To do:
Can you quote the records below in full, word for word?

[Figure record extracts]

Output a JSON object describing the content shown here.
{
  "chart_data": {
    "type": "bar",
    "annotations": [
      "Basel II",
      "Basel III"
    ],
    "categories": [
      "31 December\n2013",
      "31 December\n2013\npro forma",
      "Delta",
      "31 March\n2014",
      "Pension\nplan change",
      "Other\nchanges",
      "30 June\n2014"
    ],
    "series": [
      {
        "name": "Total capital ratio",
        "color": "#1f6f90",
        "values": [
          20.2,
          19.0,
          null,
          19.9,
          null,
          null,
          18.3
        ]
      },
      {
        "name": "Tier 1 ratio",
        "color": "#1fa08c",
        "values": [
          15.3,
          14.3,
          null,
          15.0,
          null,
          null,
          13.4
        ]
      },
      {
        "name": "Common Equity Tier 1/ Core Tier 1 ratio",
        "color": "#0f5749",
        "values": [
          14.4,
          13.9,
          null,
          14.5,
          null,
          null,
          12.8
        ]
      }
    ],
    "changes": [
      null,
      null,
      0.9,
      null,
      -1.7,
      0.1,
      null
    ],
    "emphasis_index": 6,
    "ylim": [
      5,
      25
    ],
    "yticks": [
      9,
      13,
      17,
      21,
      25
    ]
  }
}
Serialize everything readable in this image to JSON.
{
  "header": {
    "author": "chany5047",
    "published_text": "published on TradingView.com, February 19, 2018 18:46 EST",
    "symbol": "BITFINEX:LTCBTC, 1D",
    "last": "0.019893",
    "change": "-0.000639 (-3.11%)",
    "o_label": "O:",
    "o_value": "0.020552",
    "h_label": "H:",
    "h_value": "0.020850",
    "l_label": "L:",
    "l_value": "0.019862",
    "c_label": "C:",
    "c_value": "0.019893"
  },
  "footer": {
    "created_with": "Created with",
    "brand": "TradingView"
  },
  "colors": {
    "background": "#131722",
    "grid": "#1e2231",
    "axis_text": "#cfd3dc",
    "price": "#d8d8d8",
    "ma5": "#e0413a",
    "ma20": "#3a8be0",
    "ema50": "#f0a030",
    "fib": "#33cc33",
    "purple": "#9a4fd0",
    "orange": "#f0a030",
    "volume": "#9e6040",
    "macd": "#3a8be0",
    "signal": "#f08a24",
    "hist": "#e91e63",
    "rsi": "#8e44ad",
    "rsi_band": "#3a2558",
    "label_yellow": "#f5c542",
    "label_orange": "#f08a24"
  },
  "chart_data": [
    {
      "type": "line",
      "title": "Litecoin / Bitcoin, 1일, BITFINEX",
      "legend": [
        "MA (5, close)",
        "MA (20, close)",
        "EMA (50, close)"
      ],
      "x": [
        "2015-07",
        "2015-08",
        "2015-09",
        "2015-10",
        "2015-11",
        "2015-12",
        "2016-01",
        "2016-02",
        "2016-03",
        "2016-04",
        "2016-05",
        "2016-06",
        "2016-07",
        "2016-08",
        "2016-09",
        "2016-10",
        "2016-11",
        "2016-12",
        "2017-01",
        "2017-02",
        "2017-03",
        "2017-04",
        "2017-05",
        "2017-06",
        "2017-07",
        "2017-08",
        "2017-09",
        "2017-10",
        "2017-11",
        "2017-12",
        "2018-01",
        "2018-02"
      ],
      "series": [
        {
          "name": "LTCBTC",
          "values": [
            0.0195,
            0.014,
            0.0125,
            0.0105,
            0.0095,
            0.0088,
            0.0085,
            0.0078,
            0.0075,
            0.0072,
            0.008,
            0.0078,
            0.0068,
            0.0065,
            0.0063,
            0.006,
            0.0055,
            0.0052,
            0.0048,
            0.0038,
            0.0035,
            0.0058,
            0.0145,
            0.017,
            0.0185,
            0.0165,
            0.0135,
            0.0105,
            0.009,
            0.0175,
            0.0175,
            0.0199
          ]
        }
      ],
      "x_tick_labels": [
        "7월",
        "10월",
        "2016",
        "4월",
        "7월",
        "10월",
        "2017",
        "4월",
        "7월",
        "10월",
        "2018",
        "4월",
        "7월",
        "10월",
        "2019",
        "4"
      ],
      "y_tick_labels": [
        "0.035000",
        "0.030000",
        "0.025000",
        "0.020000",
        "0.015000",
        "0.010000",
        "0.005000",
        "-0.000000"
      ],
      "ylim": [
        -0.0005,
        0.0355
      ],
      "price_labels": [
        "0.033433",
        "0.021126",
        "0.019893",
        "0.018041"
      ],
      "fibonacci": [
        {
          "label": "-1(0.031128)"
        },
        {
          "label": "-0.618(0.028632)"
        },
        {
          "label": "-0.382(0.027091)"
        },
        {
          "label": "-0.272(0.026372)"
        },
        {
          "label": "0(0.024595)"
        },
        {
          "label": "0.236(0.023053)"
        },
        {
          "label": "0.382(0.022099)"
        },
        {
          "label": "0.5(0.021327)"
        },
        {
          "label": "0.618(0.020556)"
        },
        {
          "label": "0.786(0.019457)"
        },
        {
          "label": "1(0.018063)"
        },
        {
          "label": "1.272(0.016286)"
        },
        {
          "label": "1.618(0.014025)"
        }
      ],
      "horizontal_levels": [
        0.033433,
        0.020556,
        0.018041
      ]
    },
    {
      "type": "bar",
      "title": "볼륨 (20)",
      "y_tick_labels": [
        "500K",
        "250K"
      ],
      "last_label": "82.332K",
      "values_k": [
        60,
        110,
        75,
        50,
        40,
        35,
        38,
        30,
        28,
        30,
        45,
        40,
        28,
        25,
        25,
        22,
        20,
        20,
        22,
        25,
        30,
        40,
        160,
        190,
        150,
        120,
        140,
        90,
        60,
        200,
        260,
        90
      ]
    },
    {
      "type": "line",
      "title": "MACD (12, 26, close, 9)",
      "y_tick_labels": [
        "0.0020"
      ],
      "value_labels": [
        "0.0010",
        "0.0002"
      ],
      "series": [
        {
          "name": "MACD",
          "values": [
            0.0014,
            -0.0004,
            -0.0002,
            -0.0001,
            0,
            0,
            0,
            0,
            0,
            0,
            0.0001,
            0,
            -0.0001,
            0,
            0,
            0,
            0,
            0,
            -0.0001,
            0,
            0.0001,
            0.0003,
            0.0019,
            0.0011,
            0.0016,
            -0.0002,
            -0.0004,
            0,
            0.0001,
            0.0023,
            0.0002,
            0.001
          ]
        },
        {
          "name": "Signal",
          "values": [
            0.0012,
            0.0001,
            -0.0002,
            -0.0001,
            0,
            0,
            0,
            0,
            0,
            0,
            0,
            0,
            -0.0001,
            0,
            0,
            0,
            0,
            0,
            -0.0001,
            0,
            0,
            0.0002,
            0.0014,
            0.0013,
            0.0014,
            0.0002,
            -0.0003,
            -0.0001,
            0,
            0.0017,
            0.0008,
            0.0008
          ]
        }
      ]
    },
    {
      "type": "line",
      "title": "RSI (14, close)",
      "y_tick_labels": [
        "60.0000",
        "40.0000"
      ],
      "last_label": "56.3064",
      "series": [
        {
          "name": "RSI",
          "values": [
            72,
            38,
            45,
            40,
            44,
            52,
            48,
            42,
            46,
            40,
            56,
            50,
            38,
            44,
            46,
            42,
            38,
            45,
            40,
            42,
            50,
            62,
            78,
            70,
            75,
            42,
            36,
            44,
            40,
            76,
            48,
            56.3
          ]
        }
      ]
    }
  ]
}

Written answer:
Output a JSON object describing the content shown here.
{
  "chart_data": {
    "type": "bar",
    "annotations": [
      "Basel II",
      "Basel III"
    ],
    "categories": [
      "31 December\n2013",
      "31 December\n2013\npro forma",
      "Delta",
      "31 March\n2014",
      "Pension\nplan change",
      "Other\nchanges",
      "30 June\n2014"
    ],
    "series": [
      {
        "name": "Total capital ratio",
        "color": "#1f6f90",
        "values": [
          20.2,
          19.0,
          null,
          19.9,
          null,
          null,
          18.3
        ]
      },
      {
        "name": "Tier 1 ratio",
        "color": "#1fa08c",
        "values": [
          15.3,
          14.3,
          null,
          15.0,
          null,
          null,
          13.4
        ]
      },
      {
        "name": "Common Equity Tier 1/ Core Tier 1 ratio",
        "color": "#0f5749",
        "values": [
          14.4,
          13.9,
          null,
          14.5,
          null,
          null,
          12.8
        ]
      }
    ],
    "changes": [
      null,
      null,
      0.9,
      null,
      -1.7,
      0.1,
      null
    ],
    "emphasis_index": 6,
    "ylim": [
      5,
      25
    ],
    "yticks": [
      9,
      13,
      17,
      21,
      25
    ]
  }
}
Serialize everything readable in this image to JSON.
{
  "header": {
    "author": "chany5047",
    "published_text": "published on TradingView.com, February 19, 2018 18:46 EST",
    "symbol": "BITFINEX:LTCBTC, 1D",
    "last": "0.019893",
    "change": "-0.000639 (-3.11%)",
    "o_label": "O:",
    "o_value": "0.020552",
    "h_label": "H:",
    "h_value": "0.020850",
    "l_label": "L:",
    "l_value": "0.019862",
    "c_label": "C:",
    "c_value": "0.019893"
  },
  "footer": {
    "created_with": "Created with",
    "brand": "TradingView"
  },
  "colors": {
    "background": "#131722",
    "grid": "#1e2231",
    "axis_text": "#cfd3dc",
    "price": "#d8d8d8",
    "ma5": "#e0413a",
    "ma20": "#3a8be0",
    "ema50": "#f0a030",
    "fib": "#33cc33",
    "purple": "#9a4fd0",
    "orange": "#f0a030",
    "volume": "#9e6040",
    "macd": "#3a8be0",
    "signal": "#f08a24",
    "hist": "#e91e63",
    "rsi": "#8e44ad",
    "rsi_band": "#3a2558",
    "label_yellow": "#f5c542",
    "label_orange": "#f08a24"
  },
  "chart_data": [
    {
      "type": "line",
      "title": "Litecoin / Bitcoin, 1일, BITFINEX",
      "legend": [
        "MA (5, close)",
        "MA (20, close)",
        "EMA (50, close)"
      ],
      "x": [
        "2015-07",
        "2015-08",
        "2015-09",
        "2015-10",
        "2015-11",
        "2015-12",
        "2016-01",
        "2016-02",
        "2016-03",
        "2016-04",
        "2016-05",
        "2016-06",
        "2016-07",
        "2016-08",
        "2016-09",
        "2016-10",
        "2016-11",
        "2016-12",
        "2017-01",
        "2017-02",
        "2017-03",
        "2017-04",
        "2017-05",
        "2017-06",
        "2017-07",
        "2017-08",
        "2017-09",
        "2017-10",
        "2017-11",
        "2017-12",
        "2018-01",
        "2018-02"
      ],
      "series": [
        {
          "name": "LTCBTC",
          "values": [
            0.0195,
            0.014,
            0.0125,
            0.0105,
            0.0095,
            0.0088,
            0.0085,
            0.0078,
            0.0075,
            0.0072,
            0.008,
            0.0078,
            0.0068,
            0.0065,
            0.0063,
            0.006,
            0.0055,
            0.0052,
            0.0048,
            0.0038,
            0.0035,
            0.0058,
            0.0145,
            0.017,
            0.0185,
            0.0165,
            0.0135,
            0.0105,
            0.009,
            0.0175,
            0.0175,
            0.0199
          ]
        }
      ],
      "x_tick_labels": [
        "7월",
        "10월",
        "2016",
        "4월",
        "7월",
        "10월",
        "2017",
        "4월",
        "7월",
        "10월",
        "2018",
        "4월",
        "7월",
        "10월",
        "2019",
        "4"
      ],
      "y_tick_labels": [
        "0.035000",
        "0.030000",
        "0.025000",
        "0.020000",
        "0.015000",
        "0.010000",
        "0.005000",
        "-0.000000"
      ],
      "ylim": [
        -0.0005,
        0.0355
      ],
      "price_labels": [
        "0.033433",
        "0.021126",
        "0.019893",
        "0.018041"
      ],
      "fibonacci": [
        {
          "label": "-1(0.031128)"
        },
        {
          "label": "-0.618(0.028632)"
        },
        {
          "label": "-0.382(0.027091)"
        },
        {
          "label": "-0.272(0.026372)"
        },
        {
          "label": "0(0.024595)"
        },
        {
          "label": "0.236(0.023053)"
        },
        {
          "label": "0.382(0.022099)"
        },
        {
          "label": "0.5(0.021327)"
        },
        {
          "label": "0.618(0.020556)"
        },
        {
          "label": "0.786(0.019457)"
        },
        {
          "label": "1(0.018063)"
        },
        {
          "label": "1.272(0.016286)"
        },
        {
          "label": "1.618(0.014025)"
        }
      ],
      "horizontal_levels": [
        0.033433,
        0.020556,
        0.018041
      ]
    },
    {
      "type": "bar",
      "title": "볼륨 (20)",
      "y_tick_labels": [
        "500K",
        "250K"
      ],
      "last_label": "82.332K",
      "values_k": [
        60,
        110,
        75,
        50,
        40,
        35,
        38,
        30,
        28,
        30,
        45,
        40,
        28,
        25,
        25,
        22,
        20,
        20,
        22,
        25,
        30,
        40,
        160,
        190,
        150,
        120,
        140,
        90,
        60,
        200,
        260,
        90
      ]
    },
    {
      "type": "line",
      "title": "MACD (12, 26, close, 9)",
      "y_tick_labels": [
        "0.0020"
      ],
      "value_labels": [
        "0.0010",
        "0.0002"
      ],
      "series": [
        {
          "name": "MACD",
          "values": [
            0.0014,
            -0.0004,
            -0.0002,
            -0.0001,
            0,
            0,
            0,
            0,
            0,
            0,
            0.0001,
            0,
            -0.0001,
            0,
            0,
            0,
            0,
            0,
            -0.0001,
            0,
            0.0001,
            0.0003,
            0.0019,
            0.0011,
            0.0016,
            -0.0002,
            -0.0004,
            0,
            0.0001,
            0.0023,
            0.0002,
            0.001
          ]
        },
        {
          "name": "Signal",
          "values": [
            0.0012,
            0.0001,
            -0.0002,
            -0.0001,
            0,
            0,
            0,
            0,
            0,
            0,
            0,
            0,
            -0.0001,
            0,
            0,
            0,
            0,
            0,
            -0.0001,
            0,
            0,
            0.0002,
            0.0014,
            0.0013,
            0.0014,
            0.0002,
            -0.0003,
            -0.0001,
            0,
            0.0017,
            0.0008,
            0.0008
          ]
        }
      ]
    },
    {
      "type": "line",
      "title": "RSI (14, close)",
      "y_tick_labels": [
        "60.0000",
        "40.0000"
      ],
      "last_label": "56.3064",
      "series": [
        {
          "name": "RSI",
          "values": [
            72,
            38,
            45,
            40,
            44,
            52,
            48,
            42,
            46,
            40,
            56,
            50,
            38,
            44,
            46,
            42,
            38,
            45,
            40,
            42,
            50,
            62,
            78,
            70,
            75,
            42,
            36,
            44,
            40,
            76,
            48,
            56.3
          ]
        }
      ]
    }
  ]
}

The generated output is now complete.